Goal
Set the data down again, exactly as it reads, but without the pictures.

Data entries
>>

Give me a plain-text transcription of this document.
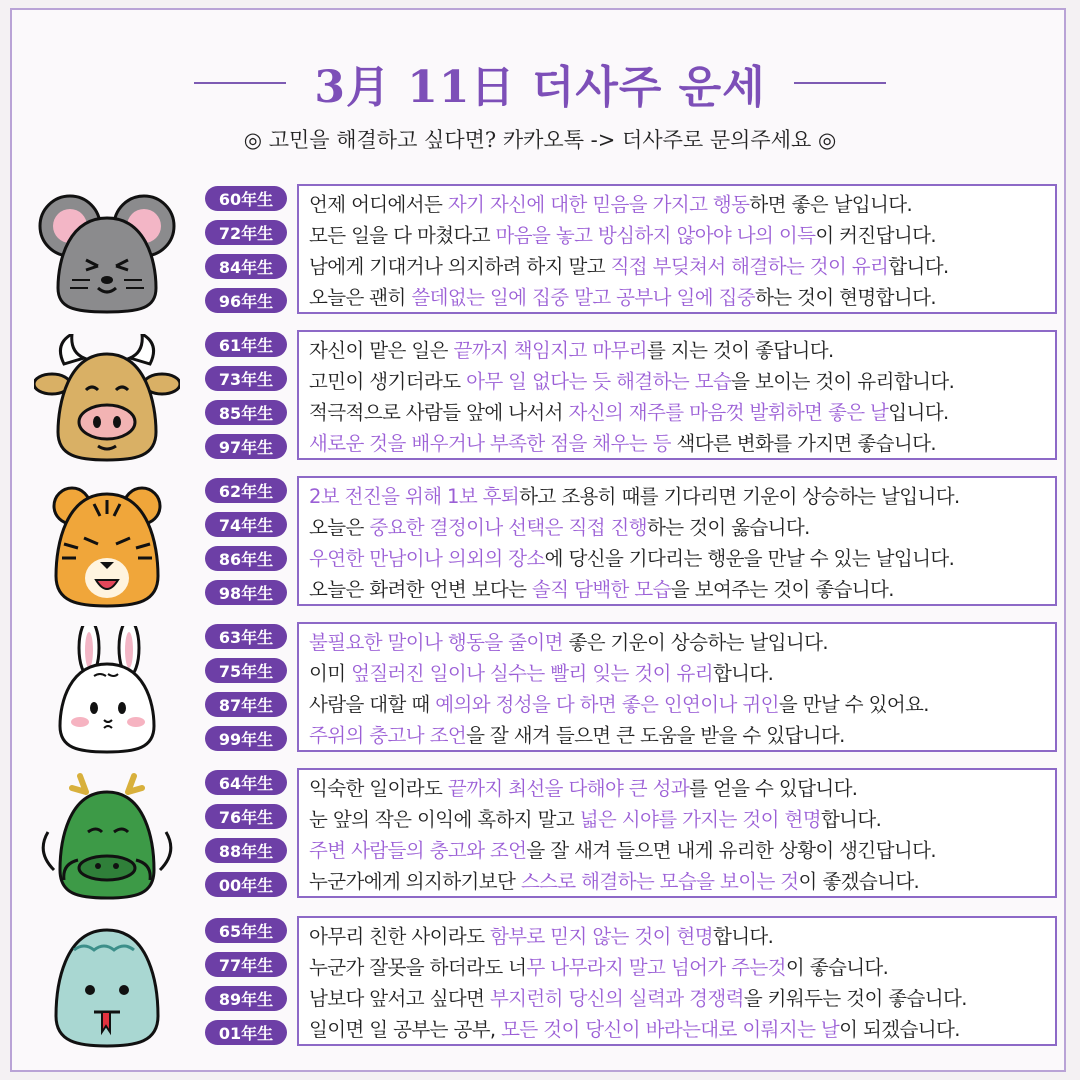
3月 11日 더사주 운세
◎ 고민을 해결하고 싶다면? 카카오톡 -> 더사주로 문의주세요 ◎
60年生
72年生
84年生
96年生
언제 어디에서든 자기 자신에 대한 믿음을 가지고 행동하면 좋은 날입니다.
모든 일을 다 마쳤다고 마음을 놓고 방심하지 않아야 나의 이득이 커진답니다.
남에게 기대거나 의지하려 하지 말고 직접 부딪쳐서 해결하는 것이 유리합니다.
오늘은 괜히 쓸데없는 일에 집중 말고 공부나 일에 집중하는 것이 현명합니다.
61年生
73年生
85年生
97年生
자신이 맡은 일은 끝까지 책임지고 마무리를 지는 것이 좋답니다.
고민이 생기더라도 아무 일 없다는 듯 해결하는 모습을 보이는 것이 유리합니다.
적극적으로 사람들 앞에 나서서 자신의 재주를 마음껏 발휘하면 좋은 날입니다.
새로운 것을 배우거나 부족한 점을 채우는 등 색다른 변화를 가지면 좋습니다.
62年生
74年生
86年生
98年生
2보 전진을 위해 1보 후퇴하고 조용히 때를 기다리면 기운이 상승하는 날입니다.
오늘은 중요한 결정이나 선택은 직접 진행하는 것이 옳습니다.
우연한 만남이나 의외의 장소에 당신을 기다리는 행운을 만날 수 있는 날입니다.
오늘은 화려한 언변 보다는 솔직 담백한 모습을 보여주는 것이 좋습니다.
63年生
75年生
87年生
99年生
불필요한 말이나 행동을 줄이면 좋은 기운이 상승하는 날입니다.
이미 엎질러진 일이나 실수는 빨리 잊는 것이 유리합니다.
사람을 대할 때 예의와 정성을 다 하면 좋은 인연이나 귀인을 만날 수 있어요.
주위의 충고나 조언을 잘 새겨 들으면 큰 도움을 받을 수 있답니다.
64年生
76年生
88年生
00年生
익숙한 일이라도 끝까지 최선을 다해야 큰 성과를 얻을 수 있답니다.
눈 앞의 작은 이익에 혹하지 말고 넓은 시야를 가지는 것이 현명합니다.
주변 사람들의 충고와 조언을 잘 새겨 들으면 내게 유리한 상황이 생긴답니다.
누군가에게 의지하기보단 스스로 해결하는 모습을 보이는 것이 좋겠습니다.
65年生
77年生
89年生
01年生
아무리 친한 사이라도 함부로 믿지 않는 것이 현명합니다.
누군가 잘못을 하더라도 너무 나무라지 말고 넘어가 주는것이 좋습니다.
남보다 앞서고 싶다면 부지런히 당신의 실력과 경쟁력을 키워두는 것이 좋습니다.
일이면 일 공부는 공부, 모든 것이 당신이 바라는대로 이뤄지는 날이 되겠습니다.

<<

Solution for this task
Give me a plain-text transcription of this document.
3月 11日 더사주 운세
◎ 고민을 해결하고 싶다면? 카카오톡 -> 더사주로 문의주세요 ◎
60年生
72年生
84年生
96年生
언제 어디에서든 자기 자신에 대한 믿음을 가지고 행동하면 좋은 날입니다.
모든 일을 다 마쳤다고 마음을 놓고 방심하지 않아야 나의 이득이 커진답니다.
남에게 기대거나 의지하려 하지 말고 직접 부딪쳐서 해결하는 것이 유리합니다.
오늘은 괜히 쓸데없는 일에 집중 말고 공부나 일에 집중하는 것이 현명합니다.
61年生
73年生
85年生
97年生
자신이 맡은 일은 끝까지 책임지고 마무리를 지는 것이 좋답니다.
고민이 생기더라도 아무 일 없다는 듯 해결하는 모습을 보이는 것이 유리합니다.
적극적으로 사람들 앞에 나서서 자신의 재주를 마음껏 발휘하면 좋은 날입니다.
새로운 것을 배우거나 부족한 점을 채우는 등 색다른 변화를 가지면 좋습니다.
62年生
74年生
86年生
98年生
2보 전진을 위해 1보 후퇴하고 조용히 때를 기다리면 기운이 상승하는 날입니다.
오늘은 중요한 결정이나 선택은 직접 진행하는 것이 옳습니다.
우연한 만남이나 의외의 장소에 당신을 기다리는 행운을 만날 수 있는 날입니다.
오늘은 화려한 언변 보다는 솔직 담백한 모습을 보여주는 것이 좋습니다.
63年生
75年生
87年生
99年生
불필요한 말이나 행동을 줄이면 좋은 기운이 상승하는 날입니다.
이미 엎질러진 일이나 실수는 빨리 잊는 것이 유리합니다.
사람을 대할 때 예의와 정성을 다 하면 좋은 인연이나 귀인을 만날 수 있어요.
주위의 충고나 조언을 잘 새겨 들으면 큰 도움을 받을 수 있답니다.
64年生
76年生
88年生
00年生
익숙한 일이라도 끝까지 최선을 다해야 큰 성과를 얻을 수 있답니다.
눈 앞의 작은 이익에 혹하지 말고 넓은 시야를 가지는 것이 현명합니다.
주변 사람들의 충고와 조언을 잘 새겨 들으면 내게 유리한 상황이 생긴답니다.
누군가에게 의지하기보단 스스로 해결하는 모습을 보이는 것이 좋겠습니다.
65年生
77年生
89年生
01年生
아무리 친한 사이라도 함부로 믿지 않는 것이 현명합니다.
누군가 잘못을 하더라도 너무 나무라지 말고 넘어가 주는것이 좋습니다.
남보다 앞서고 싶다면 부지런히 당신의 실력과 경쟁력을 키워두는 것이 좋습니다.
일이면 일 공부는 공부, 모든 것이 당신이 바라는대로 이뤄지는 날이 되겠습니다.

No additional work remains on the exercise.